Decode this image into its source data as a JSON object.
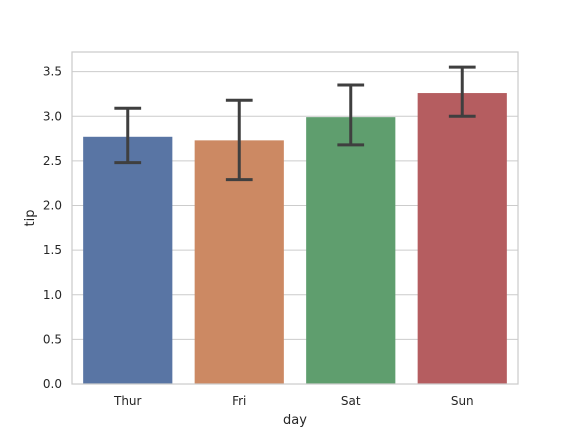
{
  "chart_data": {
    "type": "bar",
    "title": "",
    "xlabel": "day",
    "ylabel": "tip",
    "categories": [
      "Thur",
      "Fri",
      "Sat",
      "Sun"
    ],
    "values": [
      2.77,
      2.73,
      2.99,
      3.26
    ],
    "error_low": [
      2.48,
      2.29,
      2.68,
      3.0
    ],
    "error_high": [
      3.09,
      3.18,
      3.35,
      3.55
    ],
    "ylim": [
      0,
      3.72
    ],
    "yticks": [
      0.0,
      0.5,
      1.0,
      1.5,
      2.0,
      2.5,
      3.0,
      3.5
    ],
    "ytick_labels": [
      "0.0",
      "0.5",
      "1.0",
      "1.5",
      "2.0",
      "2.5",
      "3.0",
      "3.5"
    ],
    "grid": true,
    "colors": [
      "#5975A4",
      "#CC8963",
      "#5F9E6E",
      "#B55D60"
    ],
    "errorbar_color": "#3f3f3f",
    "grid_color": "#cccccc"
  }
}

• • • • • • •

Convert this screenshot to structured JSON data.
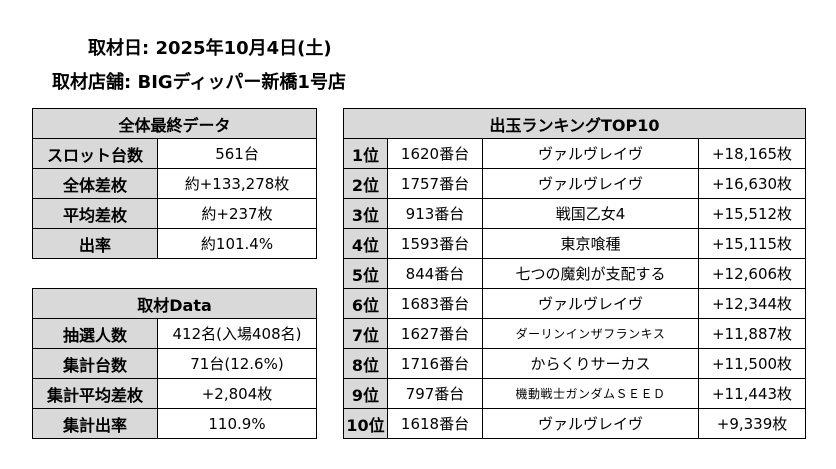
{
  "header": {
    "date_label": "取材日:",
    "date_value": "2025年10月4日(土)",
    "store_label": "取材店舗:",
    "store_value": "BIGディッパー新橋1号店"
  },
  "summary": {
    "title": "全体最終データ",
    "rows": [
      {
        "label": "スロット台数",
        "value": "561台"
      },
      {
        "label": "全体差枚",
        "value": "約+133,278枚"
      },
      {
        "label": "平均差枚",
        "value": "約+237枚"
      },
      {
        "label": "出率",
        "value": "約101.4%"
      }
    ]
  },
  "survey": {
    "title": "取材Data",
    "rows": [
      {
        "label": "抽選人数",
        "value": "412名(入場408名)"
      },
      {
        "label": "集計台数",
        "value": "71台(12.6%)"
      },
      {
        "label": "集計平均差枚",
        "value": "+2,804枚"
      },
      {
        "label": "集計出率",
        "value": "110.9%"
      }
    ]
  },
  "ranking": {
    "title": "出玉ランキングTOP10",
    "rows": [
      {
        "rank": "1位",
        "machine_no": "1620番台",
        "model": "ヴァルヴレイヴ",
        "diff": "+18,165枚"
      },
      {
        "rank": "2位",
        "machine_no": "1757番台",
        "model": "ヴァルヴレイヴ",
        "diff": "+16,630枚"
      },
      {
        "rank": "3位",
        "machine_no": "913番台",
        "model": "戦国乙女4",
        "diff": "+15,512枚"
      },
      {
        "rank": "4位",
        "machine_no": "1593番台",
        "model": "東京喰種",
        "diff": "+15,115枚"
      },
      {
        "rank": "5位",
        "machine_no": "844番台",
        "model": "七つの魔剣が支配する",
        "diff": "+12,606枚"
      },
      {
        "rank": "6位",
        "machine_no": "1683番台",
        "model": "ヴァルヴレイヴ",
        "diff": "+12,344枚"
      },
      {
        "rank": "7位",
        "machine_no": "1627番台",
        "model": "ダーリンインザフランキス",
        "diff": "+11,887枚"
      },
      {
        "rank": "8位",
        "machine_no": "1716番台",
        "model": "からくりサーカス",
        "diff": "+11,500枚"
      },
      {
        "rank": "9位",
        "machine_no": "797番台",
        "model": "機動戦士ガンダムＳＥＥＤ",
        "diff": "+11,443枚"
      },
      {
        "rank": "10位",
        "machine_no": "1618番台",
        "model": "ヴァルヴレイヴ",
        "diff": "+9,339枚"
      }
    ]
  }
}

• • • • • • •

What the exercise asks:
Look back over the material above and state how many lines hold the word "this". Write the number and nothing else.

Exercise answer:
2